The power and influence of a project manager is different depending on the organizational structure of the company. Based upon the organizational structure the characteristics of the project manager’s authority, role, budget management, resource availability, and staff will vary. Organizational structures range from functional to matrix to projectized.
A functional structure follows the traditional company structure. Employees report to a single supervisor and are grouped by specific functions into departments i.e. public affairs, information technology, marketing, accounting. Project work within a department occurs independently of other departments. Project managers have little influence and are primarily responsible for coordinating project efforts through functional managers. Project resources, budget, and staff are provided at the discretion of functional managers and staff provided often assist with projects as supplemental tasks while maintaining functional area primary responsibility. The functional manager is at the top of the hierarchy in the functional organizational structure.
A projectized structure is at the other extreme of organizational structures. While employees within the company may still be grouped into departments, the employees may have primary responsibilities of providing support services to projects or report directly to the project manager. Project teams are often colocated (often in the same department) or virtual collaboration techniques are frequently used to maximize efficiency of project work. The project manager has significant authority and independence over project resources, budget, and staff. The project manager is at the top of the hierarchy in the projectized organizational structure.
A matrix structure combines properties of both functional and projectized structures and can be categorized as weak, balanced or strong based on how closely the structure aligns with a functional or projectized structure. Influence and power over project resources, budget, and staff vary depending on the type of matrix organizational structure. A weak matrix is more similar to a functional structure, while a strong matrix is more similar to a projectized structure. A balanced matrix is when the project manager and functional manager share equal or near equal influence on the project.
Organizations may have one type or a mix of organizational structures. One organizational structure may make sense for one department, while a different one may make sense for another department. Understanding the type of organizational structure dictating a project will allow the project manager and project team to better coordinate project efforts. If additional resources are needed on a project, will the request need to be approved by a functional manager or does the project manager have the authority to obtain the resources? In a functional structure, the functional manager would have the authority while a project manager would not. In a projectized structure, the project manager would have the authority while the functional manager would not necessarily need to be consulted. Knowing the format of the organizational structure will allow the project manager and project team to take full advantage of project opportunities or be aware of project drawbacks.
Disclaimer: The views and opinions expressed are those of the blogger and are not necessarily those of the Federal Reserve Bank of Dallas or the Federal Reserve System.

TO DO:
#1 Answer these questions using the passage on organizational structures:
(a) Who is at the top of the hierarchy in a functional organizational structure?
(b) What three categories can a matrix structure fall into?
(c) In a projectized structure, who has the authority to obtain additional resources for a project?
#2 State whether each statement agrees with the passage on organizational structures. Support each answer with the deciding words from the passage.
(a) A weak matrix is more similar to a projectized structure.
(b) In a projectized structure, project teams are often colocated.
(c) In a functional structure, project work within a department depends on other departments.
#3 List every department that the passage on organizational structures gives as an example of how employees are grouped in a functional structure.

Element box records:
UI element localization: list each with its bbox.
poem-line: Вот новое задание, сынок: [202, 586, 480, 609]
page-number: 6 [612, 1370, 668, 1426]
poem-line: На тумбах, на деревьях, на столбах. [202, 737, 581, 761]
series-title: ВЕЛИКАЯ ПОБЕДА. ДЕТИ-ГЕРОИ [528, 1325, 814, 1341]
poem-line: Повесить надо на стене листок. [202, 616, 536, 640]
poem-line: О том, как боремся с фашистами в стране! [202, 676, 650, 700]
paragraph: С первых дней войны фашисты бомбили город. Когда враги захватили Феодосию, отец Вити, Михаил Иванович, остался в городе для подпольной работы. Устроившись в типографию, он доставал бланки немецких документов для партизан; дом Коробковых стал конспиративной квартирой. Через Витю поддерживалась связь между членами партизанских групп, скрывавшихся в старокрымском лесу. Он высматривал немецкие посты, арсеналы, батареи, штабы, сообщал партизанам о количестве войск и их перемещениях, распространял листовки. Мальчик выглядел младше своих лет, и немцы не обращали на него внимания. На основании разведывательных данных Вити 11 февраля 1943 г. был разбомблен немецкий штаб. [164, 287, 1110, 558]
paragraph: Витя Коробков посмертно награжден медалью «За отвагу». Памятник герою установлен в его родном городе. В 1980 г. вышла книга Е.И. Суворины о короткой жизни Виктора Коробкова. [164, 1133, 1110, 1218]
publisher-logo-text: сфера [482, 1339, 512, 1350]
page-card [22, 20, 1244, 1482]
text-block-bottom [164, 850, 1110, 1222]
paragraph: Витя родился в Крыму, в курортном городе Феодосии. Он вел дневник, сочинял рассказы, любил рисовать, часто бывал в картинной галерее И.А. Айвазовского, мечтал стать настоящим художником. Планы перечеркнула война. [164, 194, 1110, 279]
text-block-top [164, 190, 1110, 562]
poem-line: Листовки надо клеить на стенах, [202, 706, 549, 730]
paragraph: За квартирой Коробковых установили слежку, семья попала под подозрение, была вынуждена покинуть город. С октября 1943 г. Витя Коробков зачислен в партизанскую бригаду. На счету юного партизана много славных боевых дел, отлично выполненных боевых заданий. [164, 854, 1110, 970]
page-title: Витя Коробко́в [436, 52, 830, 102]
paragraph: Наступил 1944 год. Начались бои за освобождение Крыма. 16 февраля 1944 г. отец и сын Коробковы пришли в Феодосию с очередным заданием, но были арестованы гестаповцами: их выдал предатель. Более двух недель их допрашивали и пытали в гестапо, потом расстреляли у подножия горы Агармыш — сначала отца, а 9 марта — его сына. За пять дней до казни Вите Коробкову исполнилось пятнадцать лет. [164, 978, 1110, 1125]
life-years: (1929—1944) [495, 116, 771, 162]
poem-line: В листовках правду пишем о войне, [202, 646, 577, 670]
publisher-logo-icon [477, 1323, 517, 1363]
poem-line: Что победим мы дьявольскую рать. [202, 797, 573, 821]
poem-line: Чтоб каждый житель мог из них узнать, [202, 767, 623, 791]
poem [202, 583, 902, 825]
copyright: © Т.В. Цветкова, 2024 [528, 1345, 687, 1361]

SOLUTIONS TO EACH TASK:
#1
(a) The functional manager.
(b) Weak, balanced, or strong.
(c) The project manager.

#2
(a) No: "A weak matrix is more similar to a functional structure"
(b) Yes: "Project teams are often colocated (often in the same department)"
(c) No: "Project work within a department occurs independently of other departments."

#3 Public affairs, information technology, marketing, accounting